**GOAL**
Your task is to print the material below exactly as presented.

Extracted data entries:

──────

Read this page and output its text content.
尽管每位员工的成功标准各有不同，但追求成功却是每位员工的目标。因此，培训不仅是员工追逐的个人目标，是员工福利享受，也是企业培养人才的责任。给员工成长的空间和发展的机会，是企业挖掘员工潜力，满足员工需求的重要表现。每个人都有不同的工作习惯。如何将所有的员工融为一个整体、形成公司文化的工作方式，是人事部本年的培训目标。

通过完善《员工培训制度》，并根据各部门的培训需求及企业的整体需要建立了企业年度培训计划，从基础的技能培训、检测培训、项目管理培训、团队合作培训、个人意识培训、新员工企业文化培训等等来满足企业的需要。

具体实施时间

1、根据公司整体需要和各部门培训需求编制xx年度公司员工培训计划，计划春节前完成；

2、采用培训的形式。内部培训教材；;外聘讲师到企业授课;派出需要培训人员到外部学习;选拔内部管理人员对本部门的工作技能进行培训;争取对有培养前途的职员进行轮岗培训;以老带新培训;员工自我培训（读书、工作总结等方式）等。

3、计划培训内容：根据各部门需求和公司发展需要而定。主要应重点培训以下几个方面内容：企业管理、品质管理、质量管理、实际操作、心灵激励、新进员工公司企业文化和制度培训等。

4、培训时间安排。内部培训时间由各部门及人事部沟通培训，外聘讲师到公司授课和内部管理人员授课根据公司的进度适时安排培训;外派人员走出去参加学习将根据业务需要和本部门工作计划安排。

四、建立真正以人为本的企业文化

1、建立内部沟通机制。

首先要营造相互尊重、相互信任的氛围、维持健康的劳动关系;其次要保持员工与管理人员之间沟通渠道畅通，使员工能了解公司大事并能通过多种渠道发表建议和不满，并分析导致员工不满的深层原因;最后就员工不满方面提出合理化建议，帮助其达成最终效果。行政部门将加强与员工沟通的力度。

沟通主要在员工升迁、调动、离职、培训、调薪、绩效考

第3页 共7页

──────

**THE REPLY**
Read this page and output its text content.
尽管每位员工的成功标准各有不同，但追求成功却是每位员工的目标。因此，培训不仅是员工追逐的个人目标，是员工福利享受，也是企业培养人才的责任。给员工成长的空间和发展的机会，是企业挖掘员工潜力，满足员工需求的重要表现。每个人都有不同的工作习惯。如何将所有的员工融为一个整体、形成公司文化的工作方式，是人事部本年的培训目标。

通过完善《员工培训制度》，并根据各部门的培训需求及企业的整体需要建立了企业年度培训计划，从基础的技能培训、检测培训、项目管理培训、团队合作培训、个人意识培训、新员工企业文化培训等等来满足企业的需要。

具体实施时间

1、根据公司整体需要和各部门培训需求编制xx年度公司员工培训计划，计划春节前完成；

2、采用培训的形式。内部培训教材；;外聘讲师到企业授课;派出需要培训人员到外部学习;选拔内部管理人员对本部门的工作技能进行培训;争取对有培养前途的职员进行轮岗培训;以老带新培训;员工自我培训（读书、工作总结等方式）等。

3、计划培训内容：根据各部门需求和公司发展需要而定。主要应重点培训以下几个方面内容：企业管理、品质管理、质量管理、实际操作、心灵激励、新进员工公司企业文化和制度培训等。

4、培训时间安排。内部培训时间由各部门及人事部沟通培训，外聘讲师到公司授课和内部管理人员授课根据公司的进度适时安排培训;外派人员走出去参加学习将根据业务需要和本部门工作计划安排。

四、建立真正以人为本的企业文化

1、建立内部沟通机制。

首先要营造相互尊重、相互信任的氛围、维持健康的劳动关系;其次要保持员工与管理人员之间沟通渠道畅通，使员工能了解公司大事并能通过多种渠道发表建议和不满，并分析导致员工不满的深层原因;最后就员工不满方面提出合理化建议，帮助其达成最终效果。行政部门将加强与员工沟通的力度。

沟通主要在员工升迁、调动、离职、培训、调薪、绩效考

第3页 共7页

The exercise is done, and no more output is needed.